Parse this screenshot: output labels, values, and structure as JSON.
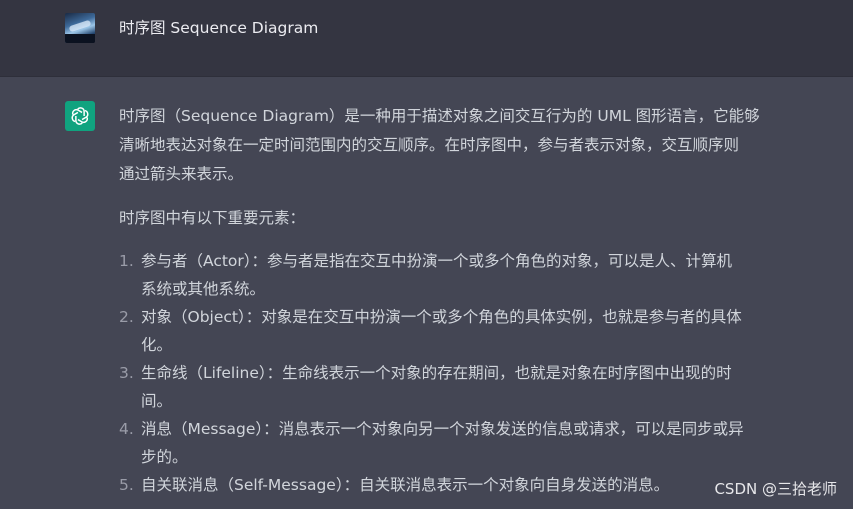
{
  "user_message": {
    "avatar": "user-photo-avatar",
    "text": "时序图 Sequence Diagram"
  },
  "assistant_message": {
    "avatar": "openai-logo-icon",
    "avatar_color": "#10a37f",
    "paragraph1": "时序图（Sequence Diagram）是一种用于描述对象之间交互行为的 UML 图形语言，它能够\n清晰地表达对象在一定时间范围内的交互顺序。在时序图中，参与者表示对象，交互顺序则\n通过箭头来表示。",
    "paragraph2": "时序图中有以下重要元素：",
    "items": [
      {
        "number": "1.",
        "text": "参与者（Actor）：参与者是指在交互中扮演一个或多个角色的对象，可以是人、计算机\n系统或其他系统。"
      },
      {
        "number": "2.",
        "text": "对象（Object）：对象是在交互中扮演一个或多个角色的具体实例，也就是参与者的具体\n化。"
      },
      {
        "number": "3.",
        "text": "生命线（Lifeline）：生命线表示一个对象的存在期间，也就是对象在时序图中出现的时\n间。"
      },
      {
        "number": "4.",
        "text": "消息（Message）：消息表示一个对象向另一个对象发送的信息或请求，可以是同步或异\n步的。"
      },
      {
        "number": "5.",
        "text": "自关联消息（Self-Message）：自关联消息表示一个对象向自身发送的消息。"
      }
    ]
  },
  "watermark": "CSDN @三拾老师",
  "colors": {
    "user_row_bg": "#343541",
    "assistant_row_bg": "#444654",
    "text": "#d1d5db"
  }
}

---

Written task: In the records above, find each line with the word "Diagram" and copy it.

Solution for this exercise:
    "text": "时序图 Sequence Diagram"
    "paragraph1": "时序图（Sequence Diagram）是一种用于描述对象之间交互行为的 UML 图形语言，它能够\n清晰地表达对象在一定时间范围内的交互顺序。在时序图中，参与者表示对象，交互顺序则\n通过箭头来表示。",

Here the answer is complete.